WHAT IS NEEDED: Any pictures in the records below should be skipped; write out everything else exactly.

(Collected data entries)
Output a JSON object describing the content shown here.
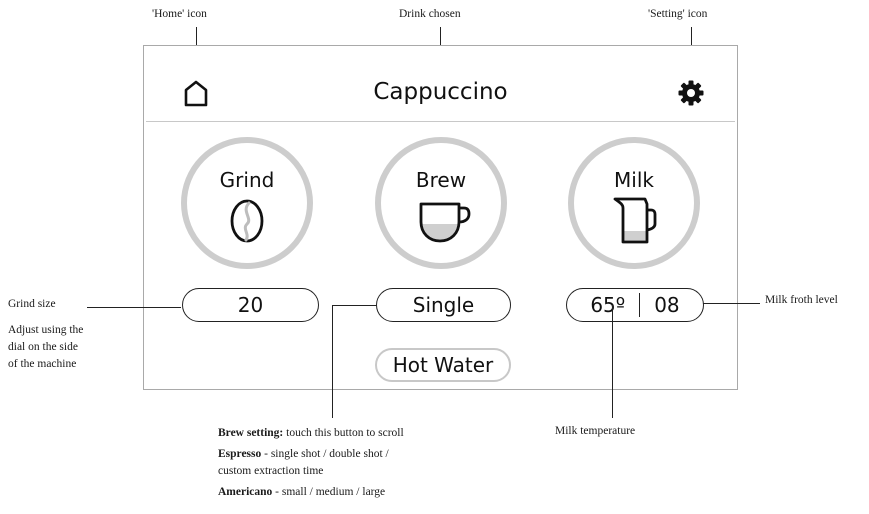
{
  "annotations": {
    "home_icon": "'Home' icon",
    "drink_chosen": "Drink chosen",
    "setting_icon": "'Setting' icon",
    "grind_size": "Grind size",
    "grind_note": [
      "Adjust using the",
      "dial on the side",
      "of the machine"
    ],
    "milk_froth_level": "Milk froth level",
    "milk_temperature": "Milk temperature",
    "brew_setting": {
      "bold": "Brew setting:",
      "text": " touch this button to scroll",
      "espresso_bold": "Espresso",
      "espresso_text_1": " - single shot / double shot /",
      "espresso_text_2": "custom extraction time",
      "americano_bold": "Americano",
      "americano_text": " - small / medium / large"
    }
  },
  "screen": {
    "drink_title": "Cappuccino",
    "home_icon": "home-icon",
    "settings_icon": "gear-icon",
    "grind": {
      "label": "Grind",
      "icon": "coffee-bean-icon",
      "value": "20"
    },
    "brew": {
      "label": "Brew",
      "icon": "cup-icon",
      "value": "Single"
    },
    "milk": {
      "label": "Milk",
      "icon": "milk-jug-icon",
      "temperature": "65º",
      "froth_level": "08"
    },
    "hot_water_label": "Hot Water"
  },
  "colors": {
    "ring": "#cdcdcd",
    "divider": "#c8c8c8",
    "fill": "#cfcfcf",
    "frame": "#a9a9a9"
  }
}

SOLUTION TO THE PROBLEM:
Output a JSON object describing the content shown here.
{
  "annotations": {
    "home_icon": "'Home' icon",
    "drink_chosen": "Drink chosen",
    "setting_icon": "'Setting' icon",
    "grind_size": "Grind size",
    "grind_note": [
      "Adjust using the",
      "dial on the side",
      "of the machine"
    ],
    "milk_froth_level": "Milk froth level",
    "milk_temperature": "Milk temperature",
    "brew_setting": {
      "bold": "Brew setting:",
      "text": " touch this button to scroll",
      "espresso_bold": "Espresso",
      "espresso_text_1": " - single shot / double shot /",
      "espresso_text_2": "custom extraction time",
      "americano_bold": "Americano",
      "americano_text": " - small / medium / large"
    }
  },
  "screen": {
    "drink_title": "Cappuccino",
    "home_icon": "home-icon",
    "settings_icon": "gear-icon",
    "grind": {
      "label": "Grind",
      "icon": "coffee-bean-icon",
      "value": "20"
    },
    "brew": {
      "label": "Brew",
      "icon": "cup-icon",
      "value": "Single"
    },
    "milk": {
      "label": "Milk",
      "icon": "milk-jug-icon",
      "temperature": "65º",
      "froth_level": "08"
    },
    "hot_water_label": "Hot Water"
  },
  "colors": {
    "ring": "#cdcdcd",
    "divider": "#c8c8c8",
    "fill": "#cfcfcf",
    "frame": "#a9a9a9"
  }
}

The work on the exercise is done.